- [Exercise goal]:
Reproduce the listing below in its entirety. Change nothing.

━━━━━ Entries

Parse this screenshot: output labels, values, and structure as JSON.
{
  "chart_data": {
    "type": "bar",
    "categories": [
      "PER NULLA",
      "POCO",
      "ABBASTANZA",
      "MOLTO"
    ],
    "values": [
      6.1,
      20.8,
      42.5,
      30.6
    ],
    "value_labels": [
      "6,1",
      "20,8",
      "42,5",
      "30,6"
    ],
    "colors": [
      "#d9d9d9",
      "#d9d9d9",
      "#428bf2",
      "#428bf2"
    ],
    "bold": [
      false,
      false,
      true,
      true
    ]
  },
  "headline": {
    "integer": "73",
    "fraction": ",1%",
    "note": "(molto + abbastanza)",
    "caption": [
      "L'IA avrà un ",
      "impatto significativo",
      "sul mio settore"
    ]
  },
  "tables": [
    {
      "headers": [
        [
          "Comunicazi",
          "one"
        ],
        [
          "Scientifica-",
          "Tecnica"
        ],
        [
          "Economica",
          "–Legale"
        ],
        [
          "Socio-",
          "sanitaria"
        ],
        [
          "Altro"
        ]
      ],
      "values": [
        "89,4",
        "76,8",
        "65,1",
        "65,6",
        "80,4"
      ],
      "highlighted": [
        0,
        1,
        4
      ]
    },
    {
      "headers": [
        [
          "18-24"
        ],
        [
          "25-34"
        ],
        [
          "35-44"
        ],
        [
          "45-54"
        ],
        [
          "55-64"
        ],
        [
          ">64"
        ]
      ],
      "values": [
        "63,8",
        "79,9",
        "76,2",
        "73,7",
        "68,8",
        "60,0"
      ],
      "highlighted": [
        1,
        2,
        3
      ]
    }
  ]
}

━━━━━━━━━━

- [Finished answer]:
Parse this screenshot: output labels, values, and structure as JSON.
{
  "chart_data": {
    "type": "bar",
    "categories": [
      "PER NULLA",
      "POCO",
      "ABBASTANZA",
      "MOLTO"
    ],
    "values": [
      6.1,
      20.8,
      42.5,
      30.6
    ],
    "value_labels": [
      "6,1",
      "20,8",
      "42,5",
      "30,6"
    ],
    "colors": [
      "#d9d9d9",
      "#d9d9d9",
      "#428bf2",
      "#428bf2"
    ],
    "bold": [
      false,
      false,
      true,
      true
    ]
  },
  "headline": {
    "integer": "73",
    "fraction": ",1%",
    "note": "(molto + abbastanza)",
    "caption": [
      "L'IA avrà un ",
      "impatto significativo",
      "sul mio settore"
    ]
  },
  "tables": [
    {
      "headers": [
        [
          "Comunicazi",
          "one"
        ],
        [
          "Scientifica-",
          "Tecnica"
        ],
        [
          "Economica",
          "–Legale"
        ],
        [
          "Socio-",
          "sanitaria"
        ],
        [
          "Altro"
        ]
      ],
      "values": [
        "89,4",
        "76,8",
        "65,1",
        "65,6",
        "80,4"
      ],
      "highlighted": [
        0,
        1,
        4
      ]
    },
    {
      "headers": [
        [
          "18-24"
        ],
        [
          "25-34"
        ],
        [
          "35-44"
        ],
        [
          "45-54"
        ],
        [
          "55-64"
        ],
        [
          ">64"
        ]
      ],
      "values": [
        "63,8",
        "79,9",
        "76,2",
        "73,7",
        "68,8",
        "60,0"
      ],
      "highlighted": [
        1,
        2,
        3
      ]
    }
  ]
}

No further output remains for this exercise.